◆ Task input:
※ ※ ※
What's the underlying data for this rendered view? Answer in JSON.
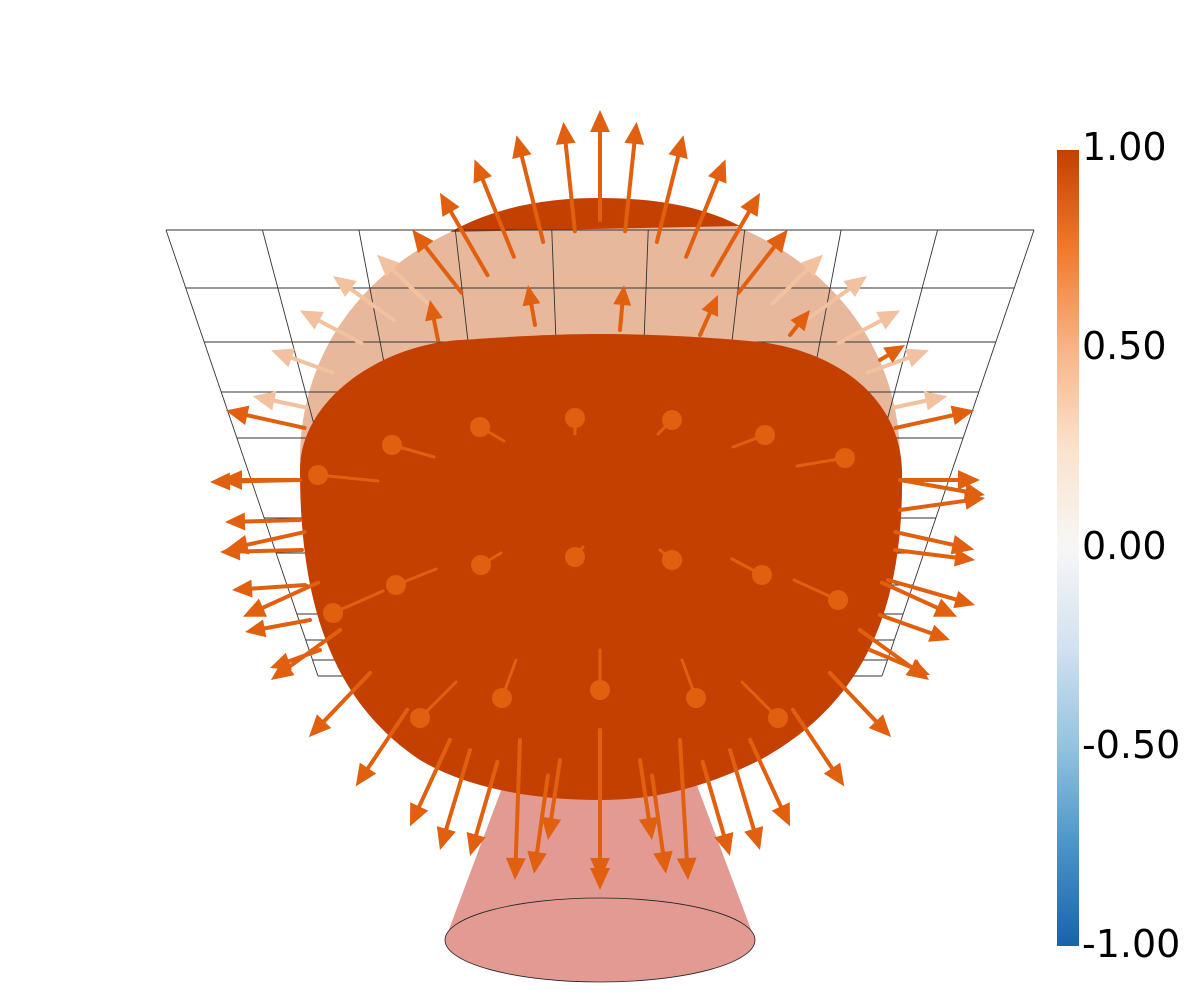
{
  "colorbar": {
    "labels": [
      "1.00",
      "0.50",
      "0.00",
      "-0.50",
      "-1.00"
    ],
    "range": [
      -1.0,
      1.0
    ],
    "stops": [
      {
        "value": 1.0,
        "color": "#c44000"
      },
      {
        "value": 0.75,
        "color": "#f07a2c"
      },
      {
        "value": 0.5,
        "color": "#f8b488"
      },
      {
        "value": 0.25,
        "color": "#fbe2cc"
      },
      {
        "value": 0.0,
        "color": "#f7f7f7"
      },
      {
        "value": -0.25,
        "color": "#d2e1f0"
      },
      {
        "value": -0.5,
        "color": "#93c3df"
      },
      {
        "value": -0.75,
        "color": "#4a94c8"
      },
      {
        "value": -1.0,
        "color": "#1763ab"
      }
    ]
  },
  "scene": {
    "background": "#ffffff",
    "main_body_color": "#c44000",
    "rear_shell_color": "#e8b89c",
    "base_cone_color": "#e29a92",
    "arrow_color": "#e0600f",
    "arrow_faded_color": "#f2c1a0",
    "grid_color": "#333333",
    "objects": [
      "grid-plane",
      "rear-shell",
      "main-body",
      "base-cone",
      "vector-arrows"
    ]
  }
}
※ ※ ※
◆ Problem to work on:
Restate every record exactly, please; do not copy the pictures.

◆ Result of the task:
What's the underlying data for this rendered view? Answer in JSON.
{
  "colorbar": {
    "labels": [
      "1.00",
      "0.50",
      "0.00",
      "-0.50",
      "-1.00"
    ],
    "range": [
      -1.0,
      1.0
    ],
    "stops": [
      {
        "value": 1.0,
        "color": "#c44000"
      },
      {
        "value": 0.75,
        "color": "#f07a2c"
      },
      {
        "value": 0.5,
        "color": "#f8b488"
      },
      {
        "value": 0.25,
        "color": "#fbe2cc"
      },
      {
        "value": 0.0,
        "color": "#f7f7f7"
      },
      {
        "value": -0.25,
        "color": "#d2e1f0"
      },
      {
        "value": -0.5,
        "color": "#93c3df"
      },
      {
        "value": -0.75,
        "color": "#4a94c8"
      },
      {
        "value": -1.0,
        "color": "#1763ab"
      }
    ]
  },
  "scene": {
    "background": "#ffffff",
    "main_body_color": "#c44000",
    "rear_shell_color": "#e8b89c",
    "base_cone_color": "#e29a92",
    "arrow_color": "#e0600f",
    "arrow_faded_color": "#f2c1a0",
    "grid_color": "#333333",
    "objects": [
      "grid-plane",
      "rear-shell",
      "main-body",
      "base-cone",
      "vector-arrows"
    ]
  }
}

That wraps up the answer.